# DATA EXTRACT
=======

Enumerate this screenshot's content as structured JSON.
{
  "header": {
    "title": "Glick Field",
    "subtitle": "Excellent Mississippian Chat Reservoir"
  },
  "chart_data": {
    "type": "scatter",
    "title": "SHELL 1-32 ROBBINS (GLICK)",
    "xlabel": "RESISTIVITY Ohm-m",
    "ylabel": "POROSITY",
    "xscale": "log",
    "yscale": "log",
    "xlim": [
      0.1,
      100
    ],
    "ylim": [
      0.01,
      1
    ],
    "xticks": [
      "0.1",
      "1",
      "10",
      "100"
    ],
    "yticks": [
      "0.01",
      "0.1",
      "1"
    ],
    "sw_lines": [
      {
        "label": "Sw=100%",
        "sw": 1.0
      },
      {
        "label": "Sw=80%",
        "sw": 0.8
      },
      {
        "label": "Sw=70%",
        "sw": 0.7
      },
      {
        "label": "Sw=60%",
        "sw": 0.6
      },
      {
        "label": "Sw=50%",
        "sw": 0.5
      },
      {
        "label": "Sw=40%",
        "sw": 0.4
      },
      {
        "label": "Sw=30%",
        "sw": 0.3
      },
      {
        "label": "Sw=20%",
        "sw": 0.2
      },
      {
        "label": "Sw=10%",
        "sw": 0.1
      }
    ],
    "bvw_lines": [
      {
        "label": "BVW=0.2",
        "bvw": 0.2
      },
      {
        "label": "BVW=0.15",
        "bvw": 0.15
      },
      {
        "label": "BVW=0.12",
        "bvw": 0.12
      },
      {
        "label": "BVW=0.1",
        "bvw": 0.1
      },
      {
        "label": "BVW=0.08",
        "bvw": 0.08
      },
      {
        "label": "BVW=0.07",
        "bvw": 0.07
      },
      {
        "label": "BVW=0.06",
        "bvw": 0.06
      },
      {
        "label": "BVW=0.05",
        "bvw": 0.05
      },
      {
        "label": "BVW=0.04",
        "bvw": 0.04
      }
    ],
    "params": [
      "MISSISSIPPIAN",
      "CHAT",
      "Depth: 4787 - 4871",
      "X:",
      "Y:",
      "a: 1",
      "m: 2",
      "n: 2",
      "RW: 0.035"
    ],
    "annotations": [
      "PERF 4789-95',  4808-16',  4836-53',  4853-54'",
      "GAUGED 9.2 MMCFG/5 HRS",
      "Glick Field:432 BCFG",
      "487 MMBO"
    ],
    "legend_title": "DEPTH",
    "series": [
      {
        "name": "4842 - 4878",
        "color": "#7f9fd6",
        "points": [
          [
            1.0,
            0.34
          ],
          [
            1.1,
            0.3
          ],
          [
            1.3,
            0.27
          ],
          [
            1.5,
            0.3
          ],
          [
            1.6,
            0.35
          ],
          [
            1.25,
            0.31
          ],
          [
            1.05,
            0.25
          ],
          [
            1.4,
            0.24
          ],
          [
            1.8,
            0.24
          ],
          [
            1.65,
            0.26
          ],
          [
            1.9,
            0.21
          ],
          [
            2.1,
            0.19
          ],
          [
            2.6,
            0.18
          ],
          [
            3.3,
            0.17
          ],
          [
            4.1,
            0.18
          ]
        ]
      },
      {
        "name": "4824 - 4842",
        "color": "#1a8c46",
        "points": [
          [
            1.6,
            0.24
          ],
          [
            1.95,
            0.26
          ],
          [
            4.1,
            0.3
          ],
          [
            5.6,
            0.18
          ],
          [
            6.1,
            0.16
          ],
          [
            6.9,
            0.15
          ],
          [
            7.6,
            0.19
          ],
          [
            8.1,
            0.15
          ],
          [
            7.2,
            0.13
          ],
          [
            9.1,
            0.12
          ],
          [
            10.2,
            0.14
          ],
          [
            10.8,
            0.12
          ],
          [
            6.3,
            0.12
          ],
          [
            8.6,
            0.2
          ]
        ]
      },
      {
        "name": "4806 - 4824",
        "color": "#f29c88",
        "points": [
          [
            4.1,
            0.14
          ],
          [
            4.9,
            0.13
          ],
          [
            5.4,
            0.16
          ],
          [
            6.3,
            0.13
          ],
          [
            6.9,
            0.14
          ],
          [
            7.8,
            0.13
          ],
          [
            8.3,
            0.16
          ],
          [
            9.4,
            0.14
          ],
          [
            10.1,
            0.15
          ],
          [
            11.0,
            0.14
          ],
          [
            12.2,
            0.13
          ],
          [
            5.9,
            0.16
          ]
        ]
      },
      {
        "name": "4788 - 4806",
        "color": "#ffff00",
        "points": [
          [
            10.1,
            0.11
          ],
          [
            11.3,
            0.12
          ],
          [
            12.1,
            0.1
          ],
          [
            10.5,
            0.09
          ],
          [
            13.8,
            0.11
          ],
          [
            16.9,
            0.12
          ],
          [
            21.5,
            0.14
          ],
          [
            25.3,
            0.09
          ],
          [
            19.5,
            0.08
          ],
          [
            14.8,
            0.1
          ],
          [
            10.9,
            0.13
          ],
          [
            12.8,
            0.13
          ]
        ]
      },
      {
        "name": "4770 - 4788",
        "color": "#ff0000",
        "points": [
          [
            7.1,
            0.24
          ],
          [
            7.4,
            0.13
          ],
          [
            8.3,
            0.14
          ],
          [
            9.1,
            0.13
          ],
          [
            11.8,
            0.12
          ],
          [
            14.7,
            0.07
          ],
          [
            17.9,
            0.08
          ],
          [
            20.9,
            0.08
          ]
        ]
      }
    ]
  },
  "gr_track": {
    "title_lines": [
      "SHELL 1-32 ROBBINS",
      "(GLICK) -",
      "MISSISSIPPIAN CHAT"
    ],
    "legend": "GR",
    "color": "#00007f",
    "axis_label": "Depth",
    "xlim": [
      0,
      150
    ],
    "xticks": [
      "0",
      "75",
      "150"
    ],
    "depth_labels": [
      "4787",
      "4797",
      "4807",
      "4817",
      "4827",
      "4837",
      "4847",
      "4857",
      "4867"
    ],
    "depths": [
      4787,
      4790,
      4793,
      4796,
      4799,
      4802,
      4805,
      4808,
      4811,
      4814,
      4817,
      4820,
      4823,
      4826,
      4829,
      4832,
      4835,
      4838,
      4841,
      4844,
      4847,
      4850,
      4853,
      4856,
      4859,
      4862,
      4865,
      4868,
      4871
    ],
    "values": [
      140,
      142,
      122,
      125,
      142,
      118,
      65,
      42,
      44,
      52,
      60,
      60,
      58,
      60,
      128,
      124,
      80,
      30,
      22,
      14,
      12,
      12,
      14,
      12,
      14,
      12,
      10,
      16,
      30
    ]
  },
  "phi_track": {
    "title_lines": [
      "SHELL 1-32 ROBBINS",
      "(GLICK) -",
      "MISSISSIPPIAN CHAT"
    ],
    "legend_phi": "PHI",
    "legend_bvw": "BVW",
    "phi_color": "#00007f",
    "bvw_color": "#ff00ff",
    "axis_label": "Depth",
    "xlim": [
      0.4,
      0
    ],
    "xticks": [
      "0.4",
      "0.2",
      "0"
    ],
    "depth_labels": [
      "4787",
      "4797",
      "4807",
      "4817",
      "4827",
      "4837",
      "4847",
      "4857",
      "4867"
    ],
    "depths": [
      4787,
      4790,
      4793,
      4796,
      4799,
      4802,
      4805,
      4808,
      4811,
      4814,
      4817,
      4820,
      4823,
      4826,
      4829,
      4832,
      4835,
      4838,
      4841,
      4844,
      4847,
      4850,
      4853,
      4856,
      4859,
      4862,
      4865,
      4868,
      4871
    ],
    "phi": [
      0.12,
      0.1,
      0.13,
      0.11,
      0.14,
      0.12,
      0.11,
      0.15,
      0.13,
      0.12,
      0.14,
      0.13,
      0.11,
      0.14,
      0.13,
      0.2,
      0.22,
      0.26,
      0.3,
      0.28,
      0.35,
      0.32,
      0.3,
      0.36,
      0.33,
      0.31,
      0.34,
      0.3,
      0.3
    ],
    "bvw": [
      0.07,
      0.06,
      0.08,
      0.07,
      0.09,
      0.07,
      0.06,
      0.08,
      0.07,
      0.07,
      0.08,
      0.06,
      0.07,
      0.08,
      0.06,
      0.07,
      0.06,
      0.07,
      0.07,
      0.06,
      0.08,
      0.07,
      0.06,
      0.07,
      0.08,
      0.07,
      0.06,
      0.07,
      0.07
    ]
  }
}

=======

How many of the lines above contain the string "Field"? Give the number only.

# REPLY
2